In the listing that follows, count the lines holding the word "text" and report only that number.
========
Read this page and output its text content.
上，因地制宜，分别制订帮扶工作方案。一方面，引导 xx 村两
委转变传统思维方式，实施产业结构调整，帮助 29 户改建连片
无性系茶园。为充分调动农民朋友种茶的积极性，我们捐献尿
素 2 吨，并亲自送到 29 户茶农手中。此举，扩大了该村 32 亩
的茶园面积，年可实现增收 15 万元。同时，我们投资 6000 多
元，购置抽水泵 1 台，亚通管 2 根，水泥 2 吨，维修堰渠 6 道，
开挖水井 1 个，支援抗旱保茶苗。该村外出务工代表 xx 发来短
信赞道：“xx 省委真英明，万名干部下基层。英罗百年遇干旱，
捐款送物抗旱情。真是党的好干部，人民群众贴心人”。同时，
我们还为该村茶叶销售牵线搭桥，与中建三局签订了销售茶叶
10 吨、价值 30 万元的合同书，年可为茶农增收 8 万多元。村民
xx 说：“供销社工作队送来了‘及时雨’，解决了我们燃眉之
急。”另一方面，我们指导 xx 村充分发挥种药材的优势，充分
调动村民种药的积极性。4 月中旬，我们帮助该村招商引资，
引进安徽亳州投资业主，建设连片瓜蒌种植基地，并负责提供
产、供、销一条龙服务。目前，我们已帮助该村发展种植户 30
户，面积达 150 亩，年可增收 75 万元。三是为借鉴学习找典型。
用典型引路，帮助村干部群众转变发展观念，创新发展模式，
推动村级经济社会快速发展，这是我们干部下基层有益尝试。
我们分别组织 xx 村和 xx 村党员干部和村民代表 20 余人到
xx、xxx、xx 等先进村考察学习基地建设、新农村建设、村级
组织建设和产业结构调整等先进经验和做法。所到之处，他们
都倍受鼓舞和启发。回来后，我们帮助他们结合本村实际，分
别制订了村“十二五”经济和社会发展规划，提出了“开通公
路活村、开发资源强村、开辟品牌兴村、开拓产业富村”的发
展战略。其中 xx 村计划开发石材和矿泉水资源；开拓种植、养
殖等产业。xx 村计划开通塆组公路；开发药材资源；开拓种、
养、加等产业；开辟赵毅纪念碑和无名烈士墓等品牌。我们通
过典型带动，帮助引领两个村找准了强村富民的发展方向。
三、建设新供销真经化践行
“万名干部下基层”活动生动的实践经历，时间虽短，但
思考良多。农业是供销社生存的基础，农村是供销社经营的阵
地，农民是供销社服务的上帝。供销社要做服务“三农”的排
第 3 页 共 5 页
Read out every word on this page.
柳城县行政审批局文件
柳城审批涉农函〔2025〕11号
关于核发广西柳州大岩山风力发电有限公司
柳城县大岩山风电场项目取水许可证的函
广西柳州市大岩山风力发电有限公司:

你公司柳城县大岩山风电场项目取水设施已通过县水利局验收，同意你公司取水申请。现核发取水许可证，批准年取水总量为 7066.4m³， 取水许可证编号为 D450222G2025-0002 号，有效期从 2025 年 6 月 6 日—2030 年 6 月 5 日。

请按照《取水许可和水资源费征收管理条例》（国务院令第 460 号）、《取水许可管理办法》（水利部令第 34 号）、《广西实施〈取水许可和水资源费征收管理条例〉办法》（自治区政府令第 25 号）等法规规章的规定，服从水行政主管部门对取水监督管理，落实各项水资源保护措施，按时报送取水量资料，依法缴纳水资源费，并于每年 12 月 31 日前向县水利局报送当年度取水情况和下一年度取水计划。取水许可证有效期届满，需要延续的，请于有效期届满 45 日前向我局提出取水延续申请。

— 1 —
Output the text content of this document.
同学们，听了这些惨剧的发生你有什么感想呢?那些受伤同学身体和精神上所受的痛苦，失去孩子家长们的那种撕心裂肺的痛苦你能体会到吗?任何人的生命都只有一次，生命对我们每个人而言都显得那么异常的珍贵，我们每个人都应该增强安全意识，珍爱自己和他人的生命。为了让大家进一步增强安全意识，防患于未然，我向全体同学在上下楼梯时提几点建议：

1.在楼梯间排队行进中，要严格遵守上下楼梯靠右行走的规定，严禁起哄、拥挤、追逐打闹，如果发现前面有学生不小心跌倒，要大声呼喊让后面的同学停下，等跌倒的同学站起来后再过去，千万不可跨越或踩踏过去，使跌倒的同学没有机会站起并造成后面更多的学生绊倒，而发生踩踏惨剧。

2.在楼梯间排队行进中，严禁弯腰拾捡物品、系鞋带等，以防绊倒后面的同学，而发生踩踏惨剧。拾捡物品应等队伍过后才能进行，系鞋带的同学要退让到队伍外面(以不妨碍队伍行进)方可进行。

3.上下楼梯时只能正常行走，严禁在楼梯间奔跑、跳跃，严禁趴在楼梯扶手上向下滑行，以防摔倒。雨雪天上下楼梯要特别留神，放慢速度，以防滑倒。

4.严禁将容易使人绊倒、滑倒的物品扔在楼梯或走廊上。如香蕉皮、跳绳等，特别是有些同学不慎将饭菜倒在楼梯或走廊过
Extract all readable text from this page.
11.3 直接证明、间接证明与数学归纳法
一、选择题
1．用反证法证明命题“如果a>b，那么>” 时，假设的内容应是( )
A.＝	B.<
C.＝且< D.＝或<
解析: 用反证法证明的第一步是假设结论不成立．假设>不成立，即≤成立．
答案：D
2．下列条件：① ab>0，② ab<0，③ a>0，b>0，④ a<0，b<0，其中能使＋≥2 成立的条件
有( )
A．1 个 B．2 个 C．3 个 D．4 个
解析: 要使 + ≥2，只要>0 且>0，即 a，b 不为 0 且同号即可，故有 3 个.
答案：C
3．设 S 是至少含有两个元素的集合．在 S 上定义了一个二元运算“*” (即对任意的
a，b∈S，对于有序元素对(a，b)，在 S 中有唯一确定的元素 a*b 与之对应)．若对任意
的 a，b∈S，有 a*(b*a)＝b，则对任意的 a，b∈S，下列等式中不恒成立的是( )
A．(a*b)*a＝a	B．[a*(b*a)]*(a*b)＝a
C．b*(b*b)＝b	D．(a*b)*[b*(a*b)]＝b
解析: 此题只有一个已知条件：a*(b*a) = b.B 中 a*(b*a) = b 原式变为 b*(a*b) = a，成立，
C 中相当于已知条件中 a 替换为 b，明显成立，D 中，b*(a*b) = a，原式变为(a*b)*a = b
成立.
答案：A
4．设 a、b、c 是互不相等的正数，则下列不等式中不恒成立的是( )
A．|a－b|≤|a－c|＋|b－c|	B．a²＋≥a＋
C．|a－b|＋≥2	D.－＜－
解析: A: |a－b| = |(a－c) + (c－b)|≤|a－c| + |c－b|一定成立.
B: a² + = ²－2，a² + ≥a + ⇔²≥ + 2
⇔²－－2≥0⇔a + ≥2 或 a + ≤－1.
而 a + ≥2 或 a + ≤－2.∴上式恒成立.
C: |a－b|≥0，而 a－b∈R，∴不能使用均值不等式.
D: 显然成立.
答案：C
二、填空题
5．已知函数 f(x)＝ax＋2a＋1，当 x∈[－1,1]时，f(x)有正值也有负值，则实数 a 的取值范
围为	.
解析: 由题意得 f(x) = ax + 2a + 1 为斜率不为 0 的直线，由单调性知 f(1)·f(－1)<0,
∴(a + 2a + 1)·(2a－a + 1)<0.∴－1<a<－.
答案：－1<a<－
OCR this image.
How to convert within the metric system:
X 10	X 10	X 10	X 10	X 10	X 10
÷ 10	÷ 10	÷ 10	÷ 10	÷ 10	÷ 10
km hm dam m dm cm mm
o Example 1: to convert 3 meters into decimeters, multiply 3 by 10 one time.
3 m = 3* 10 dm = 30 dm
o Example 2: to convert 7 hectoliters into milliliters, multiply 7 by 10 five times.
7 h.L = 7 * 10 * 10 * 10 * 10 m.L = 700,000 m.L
========
» **Final answer**: 3